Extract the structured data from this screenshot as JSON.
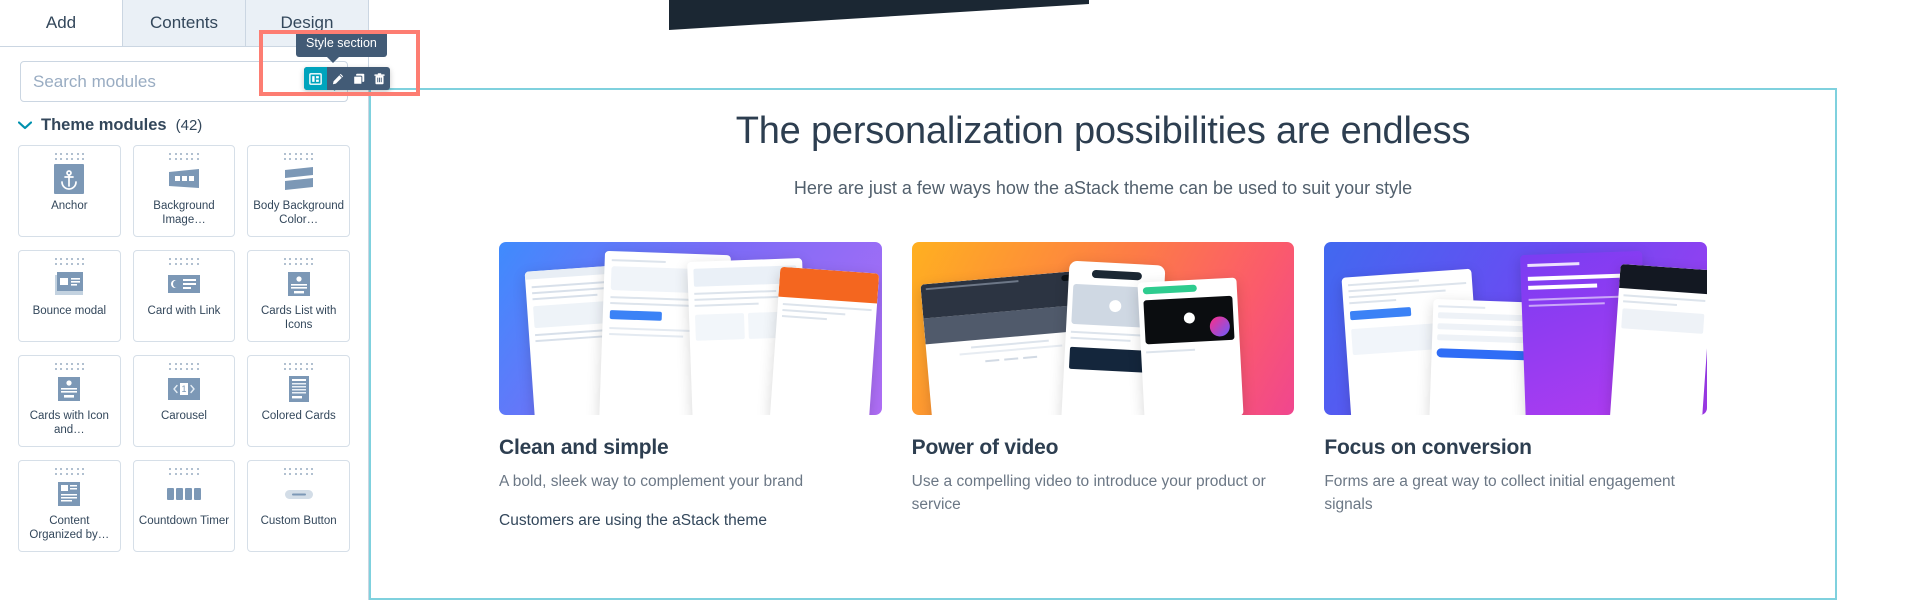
{
  "left_panel": {
    "tabs": [
      {
        "label": "Add",
        "active": true
      },
      {
        "label": "Contents",
        "active": false
      },
      {
        "label": "Design",
        "active": false
      }
    ],
    "search": {
      "placeholder": "Search modules",
      "value": "",
      "icon": "search-icon"
    },
    "section": {
      "chevron_icon": "chevron-down-icon",
      "title": "Theme modules",
      "count": "(42)"
    },
    "modules": [
      {
        "label": "Anchor",
        "icon": "anchor-icon"
      },
      {
        "label": "Background Image…",
        "icon": "background-image-icon"
      },
      {
        "label": "Body Background Color…",
        "icon": "body-background-color-icon"
      },
      {
        "label": "Bounce modal",
        "icon": "bounce-modal-icon"
      },
      {
        "label": "Card with Link",
        "icon": "card-with-link-icon"
      },
      {
        "label": "Cards List with Icons",
        "icon": "cards-list-with-icons-icon"
      },
      {
        "label": "Cards with Icon and…",
        "icon": "cards-with-icon-icon"
      },
      {
        "label": "Carousel",
        "icon": "carousel-icon"
      },
      {
        "label": "Colored Cards",
        "icon": "colored-cards-icon"
      },
      {
        "label": "Content Organized by…",
        "icon": "content-organized-icon"
      },
      {
        "label": "Countdown Timer",
        "icon": "countdown-timer-icon"
      },
      {
        "label": "Custom Button",
        "icon": "custom-button-icon"
      }
    ]
  },
  "section_toolbar": {
    "tooltip": "Style section",
    "buttons": [
      {
        "name": "style-section-button",
        "icon": "layout-style-icon",
        "active": true
      },
      {
        "name": "edit-section-button",
        "icon": "pencil-icon",
        "active": false
      },
      {
        "name": "clone-section-button",
        "icon": "copy-icon",
        "active": false
      },
      {
        "name": "delete-section-button",
        "icon": "trash-icon",
        "active": false
      }
    ]
  },
  "canvas": {
    "hero": {
      "heading": "The personalization possibilities are endless",
      "subheading": "Here are just a few ways how the aStack theme can be used to suit your style"
    },
    "cards": [
      {
        "title": "Clean and simple",
        "description": "A bold, sleek way to complement your brand",
        "body": "Customers are using the aStack theme",
        "gradient_start": "#3f8bfd",
        "gradient_end": "#b06ef5"
      },
      {
        "title": "Power of video",
        "description": "Use a compelling video to introduce your product or service",
        "body": "",
        "gradient_start": "#ffb020",
        "gradient_end": "#fb5b6b"
      },
      {
        "title": "Focus on conversion",
        "description": "Forms are a great way to collect initial engagement signals",
        "body": "",
        "gradient_start": "#4169f0",
        "gradient_end": "#a43bf0"
      }
    ]
  },
  "colors": {
    "accent_teal": "#00a4bd",
    "toolbar_dark": "#425b76",
    "selection_border": "#7fd1de",
    "annotation_red": "#fd7d72",
    "module_icon": "#7c98b6"
  }
}
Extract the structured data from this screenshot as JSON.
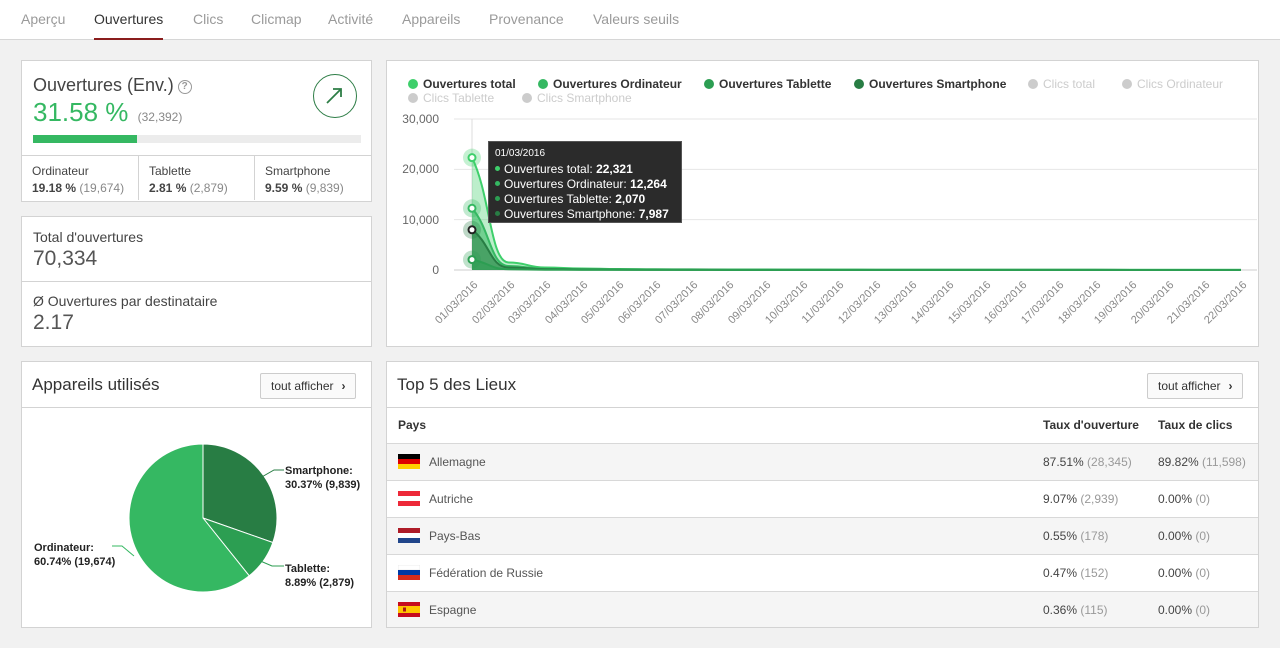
{
  "tabs": [
    {
      "label": "Aperçu"
    },
    {
      "label": "Ouvertures",
      "active": true
    },
    {
      "label": "Clics"
    },
    {
      "label": "Clicmap"
    },
    {
      "label": "Activité"
    },
    {
      "label": "Appareils"
    },
    {
      "label": "Provenance"
    },
    {
      "label": "Valeurs seuils"
    }
  ],
  "opens": {
    "title": "Ouvertures (Env.)",
    "help_icon": "?",
    "rate": "31.58 %",
    "rate_count": "(32,392)",
    "progress": 0.3158,
    "trend_icon": "arrow-up-right-icon",
    "devices": [
      {
        "name": "Ordinateur",
        "rate": "19.18 %",
        "count": "(19,674)"
      },
      {
        "name": "Tablette",
        "rate": "2.81 %",
        "count": "(2,879)"
      },
      {
        "name": "Smartphone",
        "rate": "9.59 %",
        "count": "(9,839)"
      }
    ]
  },
  "totals": {
    "total_label": "Total d'ouvertures",
    "total_value": "70,334",
    "avg_label": "Ø Ouvertures par destinataire",
    "avg_value": "2.17"
  },
  "chart_data": {
    "type": "area",
    "legend": [
      {
        "name": "Ouvertures total",
        "color": "#3ecf6b",
        "active": true
      },
      {
        "name": "Ouvertures Ordinateur",
        "color": "#35b862",
        "active": true
      },
      {
        "name": "Ouvertures Tablette",
        "color": "#2c9e52",
        "active": true
      },
      {
        "name": "Ouvertures Smartphone",
        "color": "#287d44",
        "active": true
      },
      {
        "name": "Clics total",
        "color": "#cccccc",
        "active": false
      },
      {
        "name": "Clics Ordinateur",
        "color": "#cccccc",
        "active": false
      },
      {
        "name": "Clics Tablette",
        "color": "#cccccc",
        "active": false
      },
      {
        "name": "Clics Smartphone",
        "color": "#cccccc",
        "active": false
      }
    ],
    "x": [
      "01/03/2016",
      "02/03/2016",
      "03/03/2016",
      "04/03/2016",
      "05/03/2016",
      "06/03/2016",
      "07/03/2016",
      "08/03/2016",
      "09/03/2016",
      "10/03/2016",
      "11/03/2016",
      "12/03/2016",
      "13/03/2016",
      "14/03/2016",
      "15/03/2016",
      "16/03/2016",
      "17/03/2016",
      "18/03/2016",
      "19/03/2016",
      "20/03/2016",
      "21/03/2016",
      "22/03/2016"
    ],
    "yticks": [
      "30,000",
      "20,000",
      "10,000",
      "0"
    ],
    "ylim": [
      0,
      30000
    ],
    "series": [
      {
        "name": "Ouvertures total",
        "color": "#3ecf6b",
        "values": [
          22321,
          1500,
          500,
          300,
          200,
          150,
          120,
          100,
          90,
          80,
          70,
          60,
          60,
          50,
          50,
          40,
          40,
          40,
          30,
          30,
          30,
          30
        ]
      },
      {
        "name": "Ouvertures Ordinateur",
        "color": "#35b862",
        "values": [
          12264,
          800,
          250,
          150,
          100,
          80,
          60,
          50,
          45,
          40,
          35,
          30,
          30,
          25,
          25,
          20,
          20,
          20,
          15,
          15,
          15,
          15
        ]
      },
      {
        "name": "Ouvertures Smartphone",
        "color": "#287d44",
        "values": [
          7987,
          500,
          180,
          110,
          70,
          50,
          40,
          35,
          30,
          30,
          25,
          20,
          20,
          18,
          18,
          15,
          15,
          15,
          12,
          12,
          12,
          12
        ]
      },
      {
        "name": "Ouvertures Tablette",
        "color": "#2c9e52",
        "values": [
          2070,
          150,
          60,
          35,
          25,
          20,
          15,
          12,
          10,
          10,
          8,
          8,
          8,
          6,
          6,
          5,
          5,
          5,
          4,
          4,
          4,
          4
        ]
      }
    ],
    "tooltip": {
      "date": "01/03/2016",
      "lines": [
        {
          "label": "Ouvertures total:",
          "value": "22,321"
        },
        {
          "label": "Ouvertures Ordinateur:",
          "value": "12,264"
        },
        {
          "label": "Ouvertures Tablette:",
          "value": "2,070"
        },
        {
          "label": "Ouvertures Smartphone:",
          "value": "7,987"
        }
      ]
    }
  },
  "devices_panel": {
    "title": "Appareils utilisés",
    "button": "tout afficher",
    "pie": [
      {
        "name": "Ordinateur",
        "pct": 60.74,
        "label": "Ordinateur:",
        "sub": "60.74% (19,674)",
        "color": "#35b862"
      },
      {
        "name": "Smartphone",
        "pct": 30.37,
        "label": "Smartphone:",
        "sub": "30.37% (9,839)",
        "color": "#287d44"
      },
      {
        "name": "Tablette",
        "pct": 8.89,
        "label": "Tablette:",
        "sub": "8.89% (2,879)",
        "color": "#2c9e52"
      }
    ]
  },
  "places": {
    "title": "Top 5 des Lieux",
    "button": "tout afficher",
    "headers": {
      "country": "Pays",
      "open": "Taux d'ouverture",
      "click": "Taux de clics"
    },
    "rows": [
      {
        "flag": "de",
        "country": "Allemagne",
        "open": "87.51%",
        "open_n": "(28,345)",
        "click": "89.82%",
        "click_n": "(11,598)"
      },
      {
        "flag": "at",
        "country": "Autriche",
        "open": "9.07%",
        "open_n": "(2,939)",
        "click": "0.00%",
        "click_n": "(0)"
      },
      {
        "flag": "nl",
        "country": "Pays-Bas",
        "open": "0.55%",
        "open_n": "(178)",
        "click": "0.00%",
        "click_n": "(0)"
      },
      {
        "flag": "ru",
        "country": "Fédération de Russie",
        "open": "0.47%",
        "open_n": "(152)",
        "click": "0.00%",
        "click_n": "(0)"
      },
      {
        "flag": "es",
        "country": "Espagne",
        "open": "0.36%",
        "open_n": "(115)",
        "click": "0.00%",
        "click_n": "(0)"
      }
    ]
  }
}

•••••

• **WORK TO BE COMPLETED**:
Go through the records line by line and count those containing the string "country". Give only the total.

• **TASK ANSWER**:
6